Given request.
Transcribe the entries word for word, starting at the very beginning and continuing through the line that contains "bar-value-label: 2361 — [429, 226, 461, 242]". Include that final line.

[START Given data]

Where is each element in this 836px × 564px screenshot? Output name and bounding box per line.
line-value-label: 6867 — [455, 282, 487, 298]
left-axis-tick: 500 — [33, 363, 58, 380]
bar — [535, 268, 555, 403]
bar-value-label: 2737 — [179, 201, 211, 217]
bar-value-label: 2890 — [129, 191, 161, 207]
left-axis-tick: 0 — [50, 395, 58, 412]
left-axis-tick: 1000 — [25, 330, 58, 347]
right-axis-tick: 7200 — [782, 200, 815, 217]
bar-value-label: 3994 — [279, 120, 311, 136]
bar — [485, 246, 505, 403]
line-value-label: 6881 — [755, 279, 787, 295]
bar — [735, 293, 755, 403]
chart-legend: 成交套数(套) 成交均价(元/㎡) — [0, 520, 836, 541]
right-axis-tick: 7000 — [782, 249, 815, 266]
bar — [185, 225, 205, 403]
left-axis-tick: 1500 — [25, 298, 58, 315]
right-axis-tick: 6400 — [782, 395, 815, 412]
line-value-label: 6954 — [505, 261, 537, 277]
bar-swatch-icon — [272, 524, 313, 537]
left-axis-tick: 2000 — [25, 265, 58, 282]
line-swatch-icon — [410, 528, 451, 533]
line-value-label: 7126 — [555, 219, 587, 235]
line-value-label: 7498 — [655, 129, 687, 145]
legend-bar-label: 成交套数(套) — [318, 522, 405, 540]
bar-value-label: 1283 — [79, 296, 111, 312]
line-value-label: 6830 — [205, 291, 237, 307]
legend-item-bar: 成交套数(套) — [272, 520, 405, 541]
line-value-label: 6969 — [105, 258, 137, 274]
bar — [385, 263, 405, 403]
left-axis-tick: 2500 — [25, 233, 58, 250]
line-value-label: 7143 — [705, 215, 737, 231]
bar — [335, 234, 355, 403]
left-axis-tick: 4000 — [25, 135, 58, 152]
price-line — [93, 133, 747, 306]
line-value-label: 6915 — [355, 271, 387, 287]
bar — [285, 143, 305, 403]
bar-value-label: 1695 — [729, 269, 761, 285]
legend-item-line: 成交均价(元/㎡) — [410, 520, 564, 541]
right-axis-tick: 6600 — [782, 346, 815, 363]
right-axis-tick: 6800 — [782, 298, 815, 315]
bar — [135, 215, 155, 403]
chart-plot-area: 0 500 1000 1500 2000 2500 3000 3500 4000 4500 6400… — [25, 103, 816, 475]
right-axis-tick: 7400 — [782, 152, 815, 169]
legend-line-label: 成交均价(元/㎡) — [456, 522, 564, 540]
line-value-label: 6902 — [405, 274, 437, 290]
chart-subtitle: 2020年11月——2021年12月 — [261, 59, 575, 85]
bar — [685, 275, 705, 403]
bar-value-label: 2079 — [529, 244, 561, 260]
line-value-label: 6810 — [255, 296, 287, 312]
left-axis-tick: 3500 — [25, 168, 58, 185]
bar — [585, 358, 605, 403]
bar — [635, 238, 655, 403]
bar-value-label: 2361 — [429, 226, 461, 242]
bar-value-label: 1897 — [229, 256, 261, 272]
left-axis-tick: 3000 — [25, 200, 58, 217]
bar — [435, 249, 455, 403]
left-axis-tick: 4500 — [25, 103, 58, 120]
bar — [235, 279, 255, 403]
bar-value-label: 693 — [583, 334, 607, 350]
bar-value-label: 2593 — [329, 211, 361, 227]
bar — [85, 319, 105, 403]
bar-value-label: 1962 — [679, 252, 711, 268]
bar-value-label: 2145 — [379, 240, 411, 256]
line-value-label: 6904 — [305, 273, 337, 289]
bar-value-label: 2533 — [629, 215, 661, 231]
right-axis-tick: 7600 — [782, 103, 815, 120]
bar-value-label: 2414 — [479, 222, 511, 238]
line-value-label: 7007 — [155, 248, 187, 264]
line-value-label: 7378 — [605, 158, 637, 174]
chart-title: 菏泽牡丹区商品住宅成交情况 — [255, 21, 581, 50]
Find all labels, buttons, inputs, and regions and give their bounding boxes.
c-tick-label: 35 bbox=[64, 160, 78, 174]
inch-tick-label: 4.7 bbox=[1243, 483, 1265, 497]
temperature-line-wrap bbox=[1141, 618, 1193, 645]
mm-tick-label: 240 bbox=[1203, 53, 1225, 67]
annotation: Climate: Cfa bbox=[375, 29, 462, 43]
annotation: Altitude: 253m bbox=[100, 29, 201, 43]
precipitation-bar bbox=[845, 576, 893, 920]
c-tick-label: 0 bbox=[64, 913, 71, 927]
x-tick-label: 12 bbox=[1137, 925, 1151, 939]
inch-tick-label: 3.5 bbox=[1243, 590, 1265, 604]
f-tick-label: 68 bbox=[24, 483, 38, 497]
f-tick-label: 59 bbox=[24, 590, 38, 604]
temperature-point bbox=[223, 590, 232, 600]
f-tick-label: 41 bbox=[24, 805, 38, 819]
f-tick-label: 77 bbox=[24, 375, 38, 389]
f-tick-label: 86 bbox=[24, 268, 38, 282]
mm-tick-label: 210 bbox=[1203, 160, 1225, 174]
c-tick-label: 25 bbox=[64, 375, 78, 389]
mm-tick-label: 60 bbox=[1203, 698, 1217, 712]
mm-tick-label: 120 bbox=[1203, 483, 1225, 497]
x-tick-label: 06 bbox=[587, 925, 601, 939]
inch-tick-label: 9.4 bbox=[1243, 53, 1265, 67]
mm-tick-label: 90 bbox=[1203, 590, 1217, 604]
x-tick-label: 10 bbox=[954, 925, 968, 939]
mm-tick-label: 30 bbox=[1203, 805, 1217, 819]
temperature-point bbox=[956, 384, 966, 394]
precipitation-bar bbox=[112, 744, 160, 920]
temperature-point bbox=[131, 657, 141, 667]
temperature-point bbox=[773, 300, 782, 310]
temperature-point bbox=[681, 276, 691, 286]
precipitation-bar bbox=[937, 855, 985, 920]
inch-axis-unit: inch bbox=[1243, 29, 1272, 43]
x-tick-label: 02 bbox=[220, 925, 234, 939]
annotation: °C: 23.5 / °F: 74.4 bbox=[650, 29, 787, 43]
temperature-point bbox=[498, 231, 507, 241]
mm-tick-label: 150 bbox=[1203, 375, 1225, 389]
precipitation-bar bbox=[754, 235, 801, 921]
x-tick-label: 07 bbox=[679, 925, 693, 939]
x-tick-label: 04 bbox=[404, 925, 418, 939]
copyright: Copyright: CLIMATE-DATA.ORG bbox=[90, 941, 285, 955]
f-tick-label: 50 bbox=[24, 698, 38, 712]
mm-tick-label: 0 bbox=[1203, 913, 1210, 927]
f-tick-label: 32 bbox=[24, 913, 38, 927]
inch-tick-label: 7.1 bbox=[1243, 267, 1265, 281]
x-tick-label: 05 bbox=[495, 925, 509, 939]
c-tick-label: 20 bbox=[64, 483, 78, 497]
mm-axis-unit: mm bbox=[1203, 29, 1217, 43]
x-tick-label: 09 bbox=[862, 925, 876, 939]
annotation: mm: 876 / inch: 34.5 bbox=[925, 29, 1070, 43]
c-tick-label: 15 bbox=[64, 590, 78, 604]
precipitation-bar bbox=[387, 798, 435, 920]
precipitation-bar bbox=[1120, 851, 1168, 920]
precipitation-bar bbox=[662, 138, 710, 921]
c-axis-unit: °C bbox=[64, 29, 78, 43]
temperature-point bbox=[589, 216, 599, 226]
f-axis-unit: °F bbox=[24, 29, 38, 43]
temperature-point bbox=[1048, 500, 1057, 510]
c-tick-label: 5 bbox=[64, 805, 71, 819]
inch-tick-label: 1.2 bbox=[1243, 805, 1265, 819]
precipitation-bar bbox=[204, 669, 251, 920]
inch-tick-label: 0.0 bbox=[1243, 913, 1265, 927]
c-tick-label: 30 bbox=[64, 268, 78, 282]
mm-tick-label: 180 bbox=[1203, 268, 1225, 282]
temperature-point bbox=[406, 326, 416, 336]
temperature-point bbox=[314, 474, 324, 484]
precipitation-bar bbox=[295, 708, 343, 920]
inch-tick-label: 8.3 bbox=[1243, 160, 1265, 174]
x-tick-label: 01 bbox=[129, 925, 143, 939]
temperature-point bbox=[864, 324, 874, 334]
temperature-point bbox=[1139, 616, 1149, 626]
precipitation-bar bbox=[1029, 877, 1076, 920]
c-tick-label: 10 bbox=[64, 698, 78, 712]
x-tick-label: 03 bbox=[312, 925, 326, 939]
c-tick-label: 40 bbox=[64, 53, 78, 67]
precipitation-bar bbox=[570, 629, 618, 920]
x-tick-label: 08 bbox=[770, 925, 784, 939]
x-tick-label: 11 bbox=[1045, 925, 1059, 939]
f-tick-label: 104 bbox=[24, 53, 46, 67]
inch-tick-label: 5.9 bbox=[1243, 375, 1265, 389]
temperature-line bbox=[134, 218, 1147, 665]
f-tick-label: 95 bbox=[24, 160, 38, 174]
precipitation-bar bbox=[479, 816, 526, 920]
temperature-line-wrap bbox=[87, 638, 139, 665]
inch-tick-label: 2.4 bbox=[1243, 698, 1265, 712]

[END Given data]

Task solution.
Where is each element in this 836px × 564px screenshot? Output name and bounding box per line.
line-value-label: 6867 — [455, 282, 487, 298]
left-axis-tick: 500 — [33, 363, 58, 380]
bar — [535, 268, 555, 403]
bar-value-label: 2737 — [179, 201, 211, 217]
bar-value-label: 2890 — [129, 191, 161, 207]
left-axis-tick: 0 — [50, 395, 58, 412]
left-axis-tick: 1000 — [25, 330, 58, 347]
right-axis-tick: 7200 — [782, 200, 815, 217]
bar-value-label: 3994 — [279, 120, 311, 136]
bar — [485, 246, 505, 403]
line-value-label: 6881 — [755, 279, 787, 295]
bar — [735, 293, 755, 403]
chart-legend: 成交套数(套) 成交均价(元/㎡) — [0, 520, 836, 541]
right-axis-tick: 7000 — [782, 249, 815, 266]
bar — [185, 225, 205, 403]
left-axis-tick: 1500 — [25, 298, 58, 315]
right-axis-tick: 6400 — [782, 395, 815, 412]
line-value-label: 6954 — [505, 261, 537, 277]
bar-swatch-icon — [272, 524, 313, 537]
left-axis-tick: 2000 — [25, 265, 58, 282]
line-swatch-icon — [410, 528, 451, 533]
line-value-label: 7126 — [555, 219, 587, 235]
line-value-label: 7498 — [655, 129, 687, 145]
legend-bar-label: 成交套数(套) — [318, 522, 405, 540]
bar-value-label: 1283 — [79, 296, 111, 312]
line-value-label: 6830 — [205, 291, 237, 307]
legend-item-bar: 成交套数(套) — [272, 520, 405, 541]
line-value-label: 6969 — [105, 258, 137, 274]
bar — [385, 263, 405, 403]
left-axis-tick: 2500 — [25, 233, 58, 250]
line-value-label: 7143 — [705, 215, 737, 231]
bar — [335, 234, 355, 403]
left-axis-tick: 4000 — [25, 135, 58, 152]
price-line — [93, 133, 747, 306]
line-value-label: 6915 — [355, 271, 387, 287]
bar — [285, 143, 305, 403]
bar-value-label: 1695 — [729, 269, 761, 285]
legend-item-line: 成交均价(元/㎡) — [410, 520, 564, 541]
right-axis-tick: 6600 — [782, 346, 815, 363]
right-axis-tick: 6800 — [782, 298, 815, 315]
bar — [135, 215, 155, 403]
chart-plot-area: 0 500 1000 1500 2000 2500 3000 3500 4000 4500 6400… — [25, 103, 816, 475]
right-axis-tick: 7400 — [782, 152, 815, 169]
legend-line-label: 成交均价(元/㎡) — [456, 522, 564, 540]
line-value-label: 6902 — [405, 274, 437, 290]
chart-subtitle: 2020年11月——2021年12月 — [261, 59, 575, 85]
bar — [685, 275, 705, 403]
bar-value-label: 2079 — [529, 244, 561, 260]
line-value-label: 6810 — [255, 296, 287, 312]
left-axis-tick: 3500 — [25, 168, 58, 185]
bar — [585, 358, 605, 403]
bar — [635, 238, 655, 403]
bar-value-label: 2361 — [429, 226, 461, 242]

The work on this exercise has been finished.